• _Items_:

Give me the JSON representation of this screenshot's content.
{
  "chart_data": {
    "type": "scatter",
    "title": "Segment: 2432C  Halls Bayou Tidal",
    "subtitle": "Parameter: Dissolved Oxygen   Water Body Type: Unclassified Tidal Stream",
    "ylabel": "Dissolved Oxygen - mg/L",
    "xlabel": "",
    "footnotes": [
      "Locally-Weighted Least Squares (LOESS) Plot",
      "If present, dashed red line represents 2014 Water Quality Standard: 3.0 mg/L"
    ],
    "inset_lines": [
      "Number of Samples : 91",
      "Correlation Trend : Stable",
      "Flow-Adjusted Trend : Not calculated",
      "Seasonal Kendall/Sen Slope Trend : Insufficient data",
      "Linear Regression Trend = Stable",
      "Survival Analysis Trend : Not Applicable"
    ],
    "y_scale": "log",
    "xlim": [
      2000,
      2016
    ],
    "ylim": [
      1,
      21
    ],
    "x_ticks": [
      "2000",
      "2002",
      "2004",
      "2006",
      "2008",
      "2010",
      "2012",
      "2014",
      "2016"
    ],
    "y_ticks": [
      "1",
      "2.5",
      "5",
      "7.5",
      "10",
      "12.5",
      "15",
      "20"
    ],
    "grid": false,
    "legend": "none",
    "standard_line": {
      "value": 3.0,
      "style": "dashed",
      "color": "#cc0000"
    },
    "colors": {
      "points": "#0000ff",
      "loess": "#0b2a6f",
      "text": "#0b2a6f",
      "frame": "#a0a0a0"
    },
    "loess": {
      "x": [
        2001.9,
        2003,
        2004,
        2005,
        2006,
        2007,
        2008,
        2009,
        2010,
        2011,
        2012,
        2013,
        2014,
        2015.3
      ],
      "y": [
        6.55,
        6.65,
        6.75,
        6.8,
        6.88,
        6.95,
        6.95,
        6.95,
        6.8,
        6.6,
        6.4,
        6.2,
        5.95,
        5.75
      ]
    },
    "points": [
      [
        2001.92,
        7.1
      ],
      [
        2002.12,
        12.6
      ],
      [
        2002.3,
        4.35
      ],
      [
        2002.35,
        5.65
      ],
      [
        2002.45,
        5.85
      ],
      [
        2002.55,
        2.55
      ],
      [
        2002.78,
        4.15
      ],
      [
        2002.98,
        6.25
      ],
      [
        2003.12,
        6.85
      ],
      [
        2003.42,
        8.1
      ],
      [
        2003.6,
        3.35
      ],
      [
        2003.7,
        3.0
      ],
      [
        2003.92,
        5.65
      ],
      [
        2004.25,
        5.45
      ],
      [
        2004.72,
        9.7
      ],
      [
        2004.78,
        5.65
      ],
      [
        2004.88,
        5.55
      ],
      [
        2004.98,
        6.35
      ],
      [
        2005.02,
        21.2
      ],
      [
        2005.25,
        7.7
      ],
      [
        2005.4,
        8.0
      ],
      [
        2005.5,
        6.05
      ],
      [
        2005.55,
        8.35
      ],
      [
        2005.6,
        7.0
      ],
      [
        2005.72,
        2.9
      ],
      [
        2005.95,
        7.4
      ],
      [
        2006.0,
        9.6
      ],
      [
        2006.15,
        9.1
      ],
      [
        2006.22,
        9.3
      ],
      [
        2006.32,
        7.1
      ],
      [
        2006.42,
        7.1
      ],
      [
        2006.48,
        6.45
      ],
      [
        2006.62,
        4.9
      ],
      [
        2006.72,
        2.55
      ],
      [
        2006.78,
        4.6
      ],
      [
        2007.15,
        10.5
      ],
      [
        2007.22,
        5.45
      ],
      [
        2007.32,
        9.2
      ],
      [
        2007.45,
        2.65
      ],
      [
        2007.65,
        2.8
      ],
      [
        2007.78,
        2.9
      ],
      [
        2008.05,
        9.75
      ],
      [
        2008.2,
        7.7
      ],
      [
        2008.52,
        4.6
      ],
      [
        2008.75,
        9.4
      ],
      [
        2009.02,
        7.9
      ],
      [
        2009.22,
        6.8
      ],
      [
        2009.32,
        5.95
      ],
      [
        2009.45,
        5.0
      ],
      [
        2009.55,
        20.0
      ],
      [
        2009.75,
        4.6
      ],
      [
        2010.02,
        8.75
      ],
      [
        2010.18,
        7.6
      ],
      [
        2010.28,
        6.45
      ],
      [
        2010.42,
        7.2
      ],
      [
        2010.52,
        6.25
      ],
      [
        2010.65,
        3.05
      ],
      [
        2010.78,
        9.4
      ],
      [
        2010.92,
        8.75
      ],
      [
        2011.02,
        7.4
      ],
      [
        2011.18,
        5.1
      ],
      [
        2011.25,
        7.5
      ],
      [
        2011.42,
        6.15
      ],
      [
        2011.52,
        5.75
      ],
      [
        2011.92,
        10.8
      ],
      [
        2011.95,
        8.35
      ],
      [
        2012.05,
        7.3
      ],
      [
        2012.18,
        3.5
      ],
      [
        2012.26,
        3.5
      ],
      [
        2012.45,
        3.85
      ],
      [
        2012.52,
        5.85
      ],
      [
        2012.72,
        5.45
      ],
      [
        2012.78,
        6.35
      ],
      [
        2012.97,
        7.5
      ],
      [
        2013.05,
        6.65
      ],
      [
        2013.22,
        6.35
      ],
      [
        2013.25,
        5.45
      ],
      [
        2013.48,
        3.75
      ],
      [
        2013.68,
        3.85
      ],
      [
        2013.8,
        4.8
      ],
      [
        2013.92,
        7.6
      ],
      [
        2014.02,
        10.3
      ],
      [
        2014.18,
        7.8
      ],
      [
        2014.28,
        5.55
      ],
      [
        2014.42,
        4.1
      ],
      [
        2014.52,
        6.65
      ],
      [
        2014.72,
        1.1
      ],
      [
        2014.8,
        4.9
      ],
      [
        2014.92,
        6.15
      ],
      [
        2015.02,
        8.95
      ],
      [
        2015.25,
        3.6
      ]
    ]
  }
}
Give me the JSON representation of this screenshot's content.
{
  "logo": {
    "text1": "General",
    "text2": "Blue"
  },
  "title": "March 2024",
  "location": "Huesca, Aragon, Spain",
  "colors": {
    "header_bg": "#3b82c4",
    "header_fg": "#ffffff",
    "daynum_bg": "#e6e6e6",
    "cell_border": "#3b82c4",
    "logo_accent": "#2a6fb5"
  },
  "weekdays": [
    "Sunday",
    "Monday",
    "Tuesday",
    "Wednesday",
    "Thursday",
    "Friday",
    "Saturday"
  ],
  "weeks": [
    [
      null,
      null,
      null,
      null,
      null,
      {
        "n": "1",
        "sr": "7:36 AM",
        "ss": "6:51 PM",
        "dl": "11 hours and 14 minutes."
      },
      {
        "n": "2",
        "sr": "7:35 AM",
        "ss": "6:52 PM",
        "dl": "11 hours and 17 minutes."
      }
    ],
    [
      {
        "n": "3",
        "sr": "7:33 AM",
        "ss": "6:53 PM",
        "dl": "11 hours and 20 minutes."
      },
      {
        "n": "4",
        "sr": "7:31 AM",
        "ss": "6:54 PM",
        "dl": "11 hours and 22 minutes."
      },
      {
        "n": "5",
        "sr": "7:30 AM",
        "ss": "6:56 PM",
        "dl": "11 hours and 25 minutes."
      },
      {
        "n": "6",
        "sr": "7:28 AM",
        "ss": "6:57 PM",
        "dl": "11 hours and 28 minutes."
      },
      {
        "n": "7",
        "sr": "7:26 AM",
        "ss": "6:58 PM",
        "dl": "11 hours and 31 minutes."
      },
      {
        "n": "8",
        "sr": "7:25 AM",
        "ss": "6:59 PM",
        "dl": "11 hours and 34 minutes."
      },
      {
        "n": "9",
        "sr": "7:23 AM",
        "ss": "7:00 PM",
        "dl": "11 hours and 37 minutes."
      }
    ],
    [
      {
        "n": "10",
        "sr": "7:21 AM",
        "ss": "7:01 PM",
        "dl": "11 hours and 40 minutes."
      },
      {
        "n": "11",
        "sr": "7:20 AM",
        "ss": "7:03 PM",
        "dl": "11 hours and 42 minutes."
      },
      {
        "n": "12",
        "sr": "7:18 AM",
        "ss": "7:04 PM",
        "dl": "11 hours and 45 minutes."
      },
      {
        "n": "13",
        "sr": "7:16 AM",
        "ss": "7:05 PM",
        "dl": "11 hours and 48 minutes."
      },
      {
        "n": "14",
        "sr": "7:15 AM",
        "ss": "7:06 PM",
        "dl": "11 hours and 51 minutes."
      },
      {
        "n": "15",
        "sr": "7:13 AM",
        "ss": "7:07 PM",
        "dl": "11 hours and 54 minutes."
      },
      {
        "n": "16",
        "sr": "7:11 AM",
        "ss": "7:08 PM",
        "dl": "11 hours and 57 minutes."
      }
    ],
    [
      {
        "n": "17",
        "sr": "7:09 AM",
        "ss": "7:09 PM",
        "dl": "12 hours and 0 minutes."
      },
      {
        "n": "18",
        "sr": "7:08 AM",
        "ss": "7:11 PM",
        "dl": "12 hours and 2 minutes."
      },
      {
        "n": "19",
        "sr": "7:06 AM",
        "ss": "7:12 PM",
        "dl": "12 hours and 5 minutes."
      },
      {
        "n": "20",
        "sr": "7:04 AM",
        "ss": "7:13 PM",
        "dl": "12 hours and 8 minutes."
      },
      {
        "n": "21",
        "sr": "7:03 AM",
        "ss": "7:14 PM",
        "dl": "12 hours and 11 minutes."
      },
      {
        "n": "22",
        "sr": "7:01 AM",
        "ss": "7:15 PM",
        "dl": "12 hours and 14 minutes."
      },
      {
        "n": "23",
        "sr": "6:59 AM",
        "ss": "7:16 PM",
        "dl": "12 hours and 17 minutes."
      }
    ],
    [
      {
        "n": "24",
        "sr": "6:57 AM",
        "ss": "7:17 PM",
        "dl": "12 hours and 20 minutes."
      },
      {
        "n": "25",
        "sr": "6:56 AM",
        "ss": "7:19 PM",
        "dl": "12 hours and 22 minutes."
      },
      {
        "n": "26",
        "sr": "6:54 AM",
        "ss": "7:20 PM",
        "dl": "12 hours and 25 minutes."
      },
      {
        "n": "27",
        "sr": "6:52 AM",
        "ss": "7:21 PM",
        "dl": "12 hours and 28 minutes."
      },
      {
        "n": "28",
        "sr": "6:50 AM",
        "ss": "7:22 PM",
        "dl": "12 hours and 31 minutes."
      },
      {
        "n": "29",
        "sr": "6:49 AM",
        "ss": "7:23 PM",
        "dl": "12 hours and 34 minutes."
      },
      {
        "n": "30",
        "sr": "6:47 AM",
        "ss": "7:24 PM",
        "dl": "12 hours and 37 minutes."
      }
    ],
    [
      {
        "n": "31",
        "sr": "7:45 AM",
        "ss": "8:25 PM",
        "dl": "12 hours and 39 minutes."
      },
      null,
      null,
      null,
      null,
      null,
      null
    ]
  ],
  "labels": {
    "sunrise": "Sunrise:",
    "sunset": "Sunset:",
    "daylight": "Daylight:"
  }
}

• _To do_: Show the lines where the word "Oxygen" appears in the entries.

• _Written response_:
    "subtitle": "Parameter: Dissolved Oxygen   Water Body Type: Unclassified Tidal Stream",
    "ylabel": "Dissolved Oxygen - mg/L",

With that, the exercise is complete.